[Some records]
========
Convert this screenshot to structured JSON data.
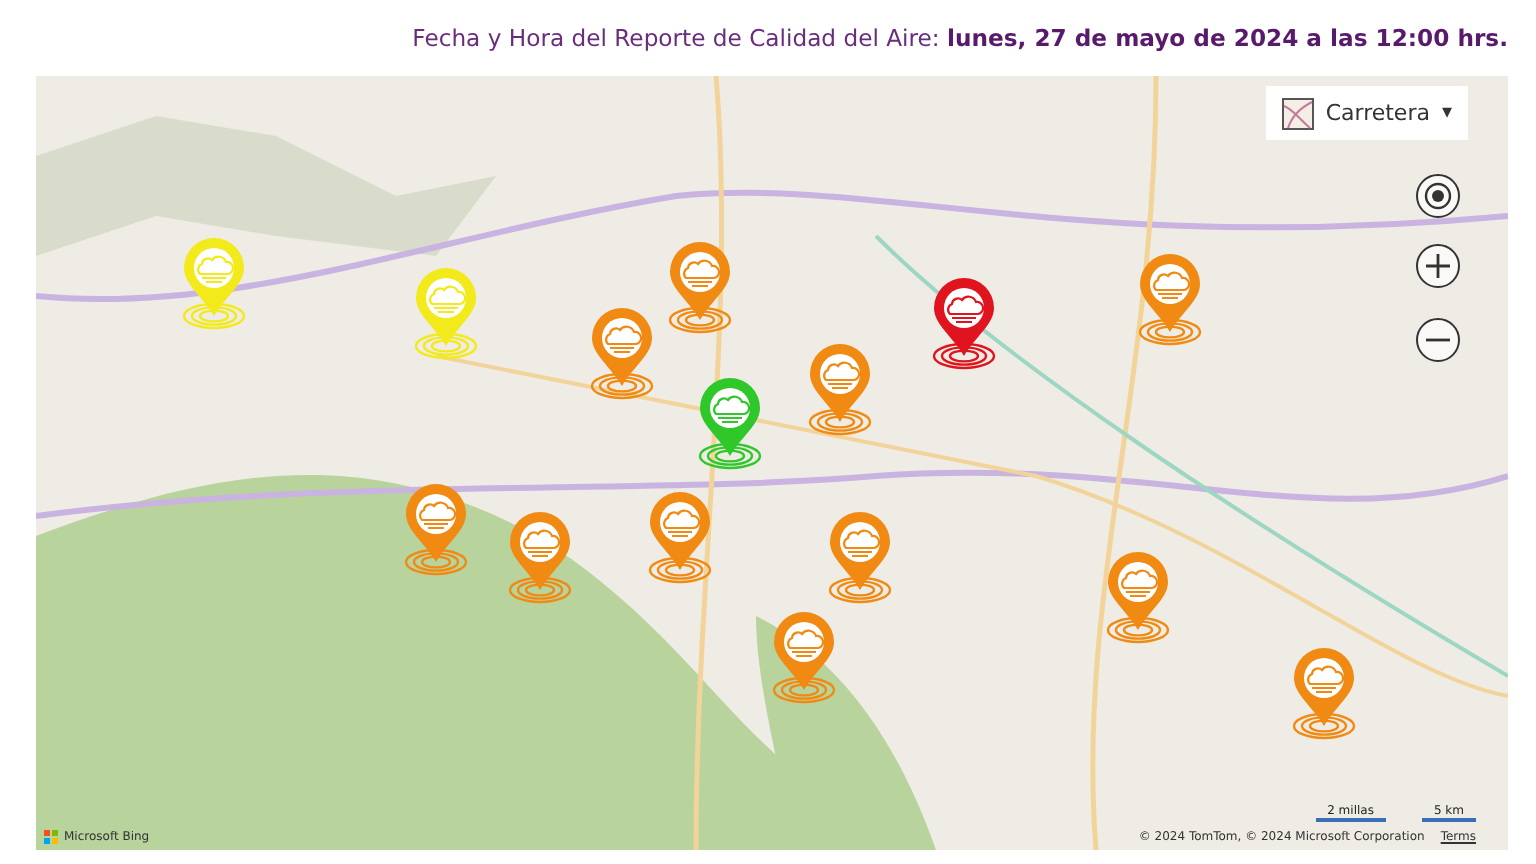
{
  "header": {
    "text": "Fecha y Hora del Reporte de Calidad del Aire: **lunes, 27 de mayo de 2024 a las 12:00 hrs.**"
  },
  "map": {
    "style_selector": {
      "label": "Carretera",
      "caret": "▾"
    },
    "pins": [
      {
        "color": "#f2ea1a"
      },
      {
        "color": "#f2ea1a"
      },
      {
        "color": "#f08a12"
      },
      {
        "color": "#f08a12"
      },
      {
        "color": "#2fc72a"
      },
      {
        "color": "#f08a12"
      },
      {
        "color": "#e0141e"
      },
      {
        "color": "#f08a12"
      },
      {
        "color": "#f08a12"
      },
      {
        "color": "#f08a12"
      },
      {
        "color": "#f08a12"
      },
      {
        "color": "#f08a12"
      },
      {
        "color": "#f08a12"
      },
      {
        "color": "#f08a12"
      },
      {
        "color": "#f08a12"
      }
    ],
    "brand": "Microsoft Bing",
    "scale": [
      "2 millas",
      "5 km"
    ],
    "attribution": "© 2024 TomTom, © 2024 Microsoft Corporation",
    "terms": "Terms"
  }
}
========
● **WHAT YOU WILL DO**: Restate the full listing verbatim and drop every picture.

● **COMPLETED EXERCISE**:
Convert this screenshot to structured JSON data.
{
  "header": {
    "text": "Fecha y Hora del Reporte de Calidad del Aire: **lunes, 27 de mayo de 2024 a las 12:00 hrs.**"
  },
  "map": {
    "style_selector": {
      "label": "Carretera",
      "caret": "▾"
    },
    "pins": [
      {
        "color": "#f2ea1a"
      },
      {
        "color": "#f2ea1a"
      },
      {
        "color": "#f08a12"
      },
      {
        "color": "#f08a12"
      },
      {
        "color": "#2fc72a"
      },
      {
        "color": "#f08a12"
      },
      {
        "color": "#e0141e"
      },
      {
        "color": "#f08a12"
      },
      {
        "color": "#f08a12"
      },
      {
        "color": "#f08a12"
      },
      {
        "color": "#f08a12"
      },
      {
        "color": "#f08a12"
      },
      {
        "color": "#f08a12"
      },
      {
        "color": "#f08a12"
      },
      {
        "color": "#f08a12"
      }
    ],
    "brand": "Microsoft Bing",
    "scale": [
      "2 millas",
      "5 km"
    ],
    "attribution": "© 2024 TomTom, © 2024 Microsoft Corporation",
    "terms": "Terms"
  }
}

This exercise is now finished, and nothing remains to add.